**Figure record extracts:**
◇ ◇ ◇ ◇
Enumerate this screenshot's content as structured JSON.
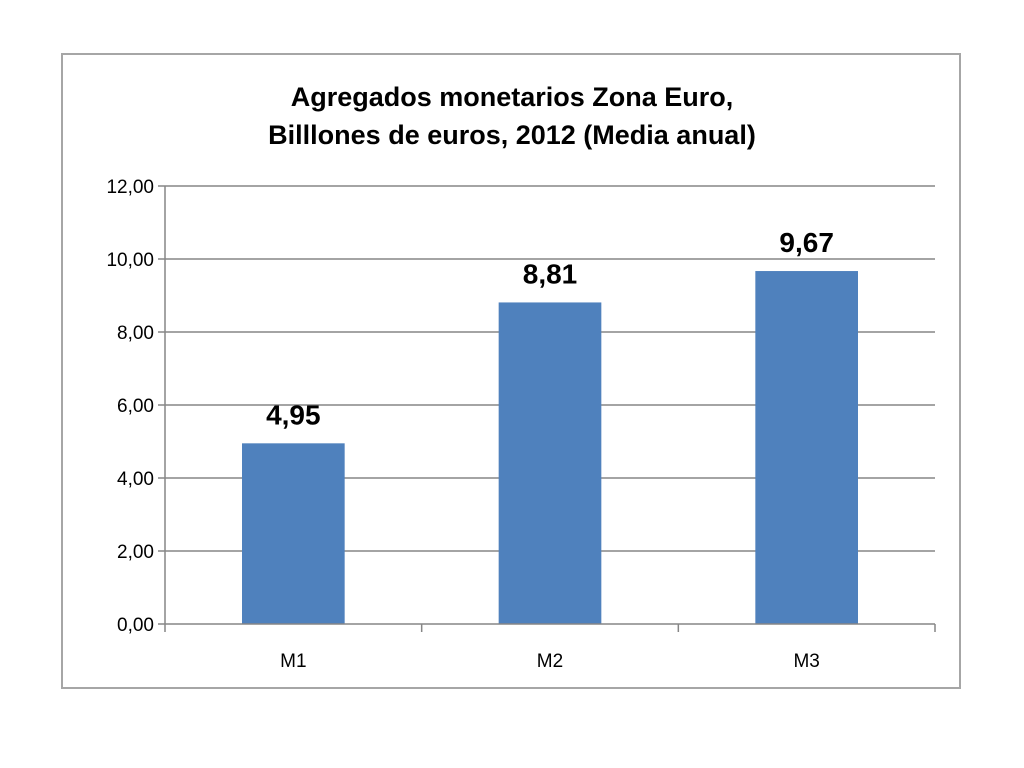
{
  "chart_data": {
    "type": "bar",
    "title_lines": [
      "Agregados monetarios Zona Euro,",
      "Billlones de euros, 2012 (Media anual)"
    ],
    "categories": [
      "M1",
      "M2",
      "M3"
    ],
    "values": [
      4.95,
      8.81,
      9.67
    ],
    "value_labels": [
      "4,95",
      "8,81",
      "9,67"
    ],
    "y_ticks": [
      "0,00",
      "2,00",
      "4,00",
      "6,00",
      "8,00",
      "10,00",
      "12,00"
    ],
    "ylim": [
      0,
      12
    ],
    "grid": true,
    "legend": "none",
    "xlabel": "",
    "ylabel": "",
    "bar_color": "#4f81bd",
    "grid_color": "#868686"
  }
}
◇ ◇ ◇ ◇
**PROBLEM DESCRIPTION:** Except for the pictures, copy the material above exactly.

**RESULT:**
Enumerate this screenshot's content as structured JSON.
{
  "chart_data": {
    "type": "bar",
    "title_lines": [
      "Agregados monetarios Zona Euro,",
      "Billlones de euros, 2012 (Media anual)"
    ],
    "categories": [
      "M1",
      "M2",
      "M3"
    ],
    "values": [
      4.95,
      8.81,
      9.67
    ],
    "value_labels": [
      "4,95",
      "8,81",
      "9,67"
    ],
    "y_ticks": [
      "0,00",
      "2,00",
      "4,00",
      "6,00",
      "8,00",
      "10,00",
      "12,00"
    ],
    "ylim": [
      0,
      12
    ],
    "grid": true,
    "legend": "none",
    "xlabel": "",
    "ylabel": "",
    "bar_color": "#4f81bd",
    "grid_color": "#868686"
  }
}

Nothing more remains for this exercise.